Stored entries
===============

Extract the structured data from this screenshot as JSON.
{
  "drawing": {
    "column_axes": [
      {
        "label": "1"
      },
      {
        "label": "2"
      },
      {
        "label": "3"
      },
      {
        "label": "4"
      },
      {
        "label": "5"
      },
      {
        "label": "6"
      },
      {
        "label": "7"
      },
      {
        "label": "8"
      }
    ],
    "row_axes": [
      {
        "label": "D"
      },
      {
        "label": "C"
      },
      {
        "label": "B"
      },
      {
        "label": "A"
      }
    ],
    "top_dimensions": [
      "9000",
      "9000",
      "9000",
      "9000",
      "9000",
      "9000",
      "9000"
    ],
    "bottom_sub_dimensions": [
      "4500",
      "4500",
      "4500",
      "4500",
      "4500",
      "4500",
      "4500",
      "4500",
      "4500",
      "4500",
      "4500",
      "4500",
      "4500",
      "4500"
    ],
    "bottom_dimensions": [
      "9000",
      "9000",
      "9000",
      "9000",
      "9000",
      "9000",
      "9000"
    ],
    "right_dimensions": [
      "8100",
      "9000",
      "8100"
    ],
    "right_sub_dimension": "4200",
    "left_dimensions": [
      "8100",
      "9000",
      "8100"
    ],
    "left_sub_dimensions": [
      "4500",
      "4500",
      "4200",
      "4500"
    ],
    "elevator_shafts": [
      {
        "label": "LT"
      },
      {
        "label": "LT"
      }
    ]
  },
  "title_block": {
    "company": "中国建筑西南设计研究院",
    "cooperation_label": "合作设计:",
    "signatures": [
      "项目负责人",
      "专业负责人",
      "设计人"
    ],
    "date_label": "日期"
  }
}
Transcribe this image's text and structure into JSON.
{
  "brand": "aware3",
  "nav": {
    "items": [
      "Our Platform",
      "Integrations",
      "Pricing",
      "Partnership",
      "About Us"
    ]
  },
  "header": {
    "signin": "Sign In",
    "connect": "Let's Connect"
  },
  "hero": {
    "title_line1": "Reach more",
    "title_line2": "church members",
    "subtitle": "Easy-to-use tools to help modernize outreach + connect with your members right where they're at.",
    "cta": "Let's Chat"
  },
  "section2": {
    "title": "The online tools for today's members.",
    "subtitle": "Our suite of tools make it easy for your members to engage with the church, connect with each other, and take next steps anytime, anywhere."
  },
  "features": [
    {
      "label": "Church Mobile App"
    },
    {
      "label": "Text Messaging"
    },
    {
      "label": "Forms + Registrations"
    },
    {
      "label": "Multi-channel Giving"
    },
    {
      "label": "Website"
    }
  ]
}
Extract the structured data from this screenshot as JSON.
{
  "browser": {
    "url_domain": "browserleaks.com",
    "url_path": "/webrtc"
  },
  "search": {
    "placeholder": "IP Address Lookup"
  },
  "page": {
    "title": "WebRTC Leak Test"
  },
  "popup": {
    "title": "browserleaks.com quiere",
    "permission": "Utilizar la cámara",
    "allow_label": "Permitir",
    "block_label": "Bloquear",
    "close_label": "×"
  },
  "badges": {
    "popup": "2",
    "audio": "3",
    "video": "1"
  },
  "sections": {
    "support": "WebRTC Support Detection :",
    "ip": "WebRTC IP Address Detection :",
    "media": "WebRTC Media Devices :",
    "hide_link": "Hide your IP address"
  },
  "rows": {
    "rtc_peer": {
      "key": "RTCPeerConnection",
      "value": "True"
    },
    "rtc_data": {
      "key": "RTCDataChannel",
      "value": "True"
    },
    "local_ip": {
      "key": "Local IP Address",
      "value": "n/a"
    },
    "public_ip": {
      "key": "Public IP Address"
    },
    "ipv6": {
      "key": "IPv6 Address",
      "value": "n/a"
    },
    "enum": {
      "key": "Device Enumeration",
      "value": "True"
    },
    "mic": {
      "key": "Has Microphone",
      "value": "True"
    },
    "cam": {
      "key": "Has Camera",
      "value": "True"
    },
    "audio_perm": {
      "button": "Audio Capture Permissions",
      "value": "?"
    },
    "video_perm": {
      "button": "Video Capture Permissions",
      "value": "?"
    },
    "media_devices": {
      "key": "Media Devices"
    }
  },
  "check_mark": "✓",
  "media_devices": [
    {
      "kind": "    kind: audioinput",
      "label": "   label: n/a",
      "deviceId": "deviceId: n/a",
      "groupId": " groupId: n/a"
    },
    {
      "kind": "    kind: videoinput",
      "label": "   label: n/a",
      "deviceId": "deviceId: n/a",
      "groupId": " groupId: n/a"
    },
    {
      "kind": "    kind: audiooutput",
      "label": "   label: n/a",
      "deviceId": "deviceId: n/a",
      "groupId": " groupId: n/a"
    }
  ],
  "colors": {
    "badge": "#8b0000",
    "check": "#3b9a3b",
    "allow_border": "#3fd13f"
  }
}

===============

- [Problem description]: In the entries above, find each line with the string "tools" and copy it.

- [Solution to this problem]:
    "subtitle": "Easy-to-use tools to help modernize outreach + connect with your members right where they're at.",
    "title": "The online tools for today's members.",
    "subtitle": "Our suite of tools make it easy for your members to engage with the church, connect with each other, and take next steps anytime, anywhere."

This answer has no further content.